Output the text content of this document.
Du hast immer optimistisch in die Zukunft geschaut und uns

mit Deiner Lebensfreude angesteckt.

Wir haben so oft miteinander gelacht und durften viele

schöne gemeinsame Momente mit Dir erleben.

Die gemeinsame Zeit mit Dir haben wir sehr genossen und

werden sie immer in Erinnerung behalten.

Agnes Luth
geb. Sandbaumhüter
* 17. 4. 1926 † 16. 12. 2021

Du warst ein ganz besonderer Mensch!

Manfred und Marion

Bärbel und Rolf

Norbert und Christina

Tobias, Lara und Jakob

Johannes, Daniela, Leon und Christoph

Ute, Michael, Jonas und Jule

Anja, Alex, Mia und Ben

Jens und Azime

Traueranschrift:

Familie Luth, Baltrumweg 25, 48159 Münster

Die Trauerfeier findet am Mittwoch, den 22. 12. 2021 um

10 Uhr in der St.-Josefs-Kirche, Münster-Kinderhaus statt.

§

## [Exercise description]
Exactly reproduce every line of the data above.

## [Output of the task]
Output the text content of this document.
Du hast immer optimistisch in die Zukunft geschaut und uns

mit Deiner Lebensfreude angesteckt.

Wir haben so oft miteinander gelacht und durften viele

schöne gemeinsame Momente mit Dir erleben.

Die gemeinsame Zeit mit Dir haben wir sehr genossen und

werden sie immer in Erinnerung behalten.

Agnes Luth
geb. Sandbaumhüter
* 17. 4. 1926 † 16. 12. 2021

Du warst ein ganz besonderer Mensch!

Manfred und Marion

Bärbel und Rolf

Norbert und Christina

Tobias, Lara und Jakob

Johannes, Daniela, Leon und Christoph

Ute, Michael, Jonas und Jule

Anja, Alex, Mia und Ben

Jens und Azime

Traueranschrift:

Familie Luth, Baltrumweg 25, 48159 Münster

Die Trauerfeier findet am Mittwoch, den 22. 12. 2021 um

10 Uhr in der St.-Josefs-Kirche, Münster-Kinderhaus statt.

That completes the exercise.